» **To be done**
Keep the wording of each record exactly the same when you repeat it, and leave out pictures.

* Start *

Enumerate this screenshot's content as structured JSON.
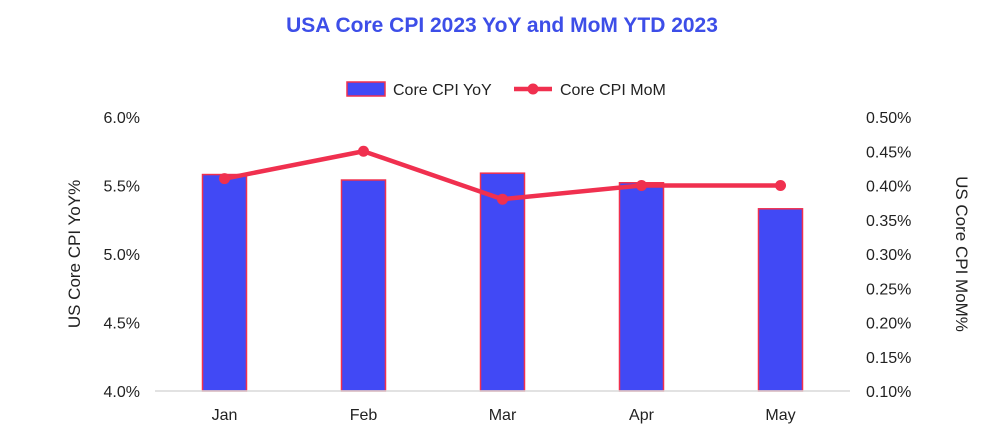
{
  "chart_data": {
    "type": "bar+line",
    "title": "USA Core CPI 2023 YoY and MoM YTD 2023",
    "categories": [
      "Jan",
      "Feb",
      "Mar",
      "Apr",
      "May"
    ],
    "series": [
      {
        "name": "Core CPI YoY",
        "type": "bar",
        "axis": "left",
        "values": [
          5.58,
          5.54,
          5.59,
          5.52,
          5.33
        ]
      },
      {
        "name": "Core CPI MoM",
        "type": "line",
        "axis": "right",
        "values": [
          0.41,
          0.45,
          0.38,
          0.4,
          0.4
        ]
      }
    ],
    "y_left": {
      "label": "US Core CPI YoY%",
      "ylim": [
        4.0,
        6.0
      ],
      "ticks": [
        "4.0%",
        "4.5%",
        "5.0%",
        "5.5%",
        "6.0%"
      ]
    },
    "y_right": {
      "label": "US Core CPI MoM%",
      "ylim": [
        0.1,
        0.5
      ],
      "ticks": [
        "0.10%",
        "0.15%",
        "0.20%",
        "0.25%",
        "0.30%",
        "0.35%",
        "0.40%",
        "0.45%",
        "0.50%"
      ]
    },
    "legend_position": "top",
    "grid": false,
    "colors": {
      "title": "#3d4ee8",
      "bar_fill": "#4149f5",
      "bar_stroke": "#f0304f",
      "line": "#f0304f",
      "axis": "#d9d9d9"
    }
  }
}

* End *

» **Exercise output**
Enumerate this screenshot's content as structured JSON.
{
  "chart_data": {
    "type": "bar+line",
    "title": "USA Core CPI 2023 YoY and MoM YTD 2023",
    "categories": [
      "Jan",
      "Feb",
      "Mar",
      "Apr",
      "May"
    ],
    "series": [
      {
        "name": "Core CPI YoY",
        "type": "bar",
        "axis": "left",
        "values": [
          5.58,
          5.54,
          5.59,
          5.52,
          5.33
        ]
      },
      {
        "name": "Core CPI MoM",
        "type": "line",
        "axis": "right",
        "values": [
          0.41,
          0.45,
          0.38,
          0.4,
          0.4
        ]
      }
    ],
    "y_left": {
      "label": "US Core CPI YoY%",
      "ylim": [
        4.0,
        6.0
      ],
      "ticks": [
        "4.0%",
        "4.5%",
        "5.0%",
        "5.5%",
        "6.0%"
      ]
    },
    "y_right": {
      "label": "US Core CPI MoM%",
      "ylim": [
        0.1,
        0.5
      ],
      "ticks": [
        "0.10%",
        "0.15%",
        "0.20%",
        "0.25%",
        "0.30%",
        "0.35%",
        "0.40%",
        "0.45%",
        "0.50%"
      ]
    },
    "legend_position": "top",
    "grid": false,
    "colors": {
      "title": "#3d4ee8",
      "bar_fill": "#4149f5",
      "bar_stroke": "#f0304f",
      "line": "#f0304f",
      "axis": "#d9d9d9"
    }
  }
}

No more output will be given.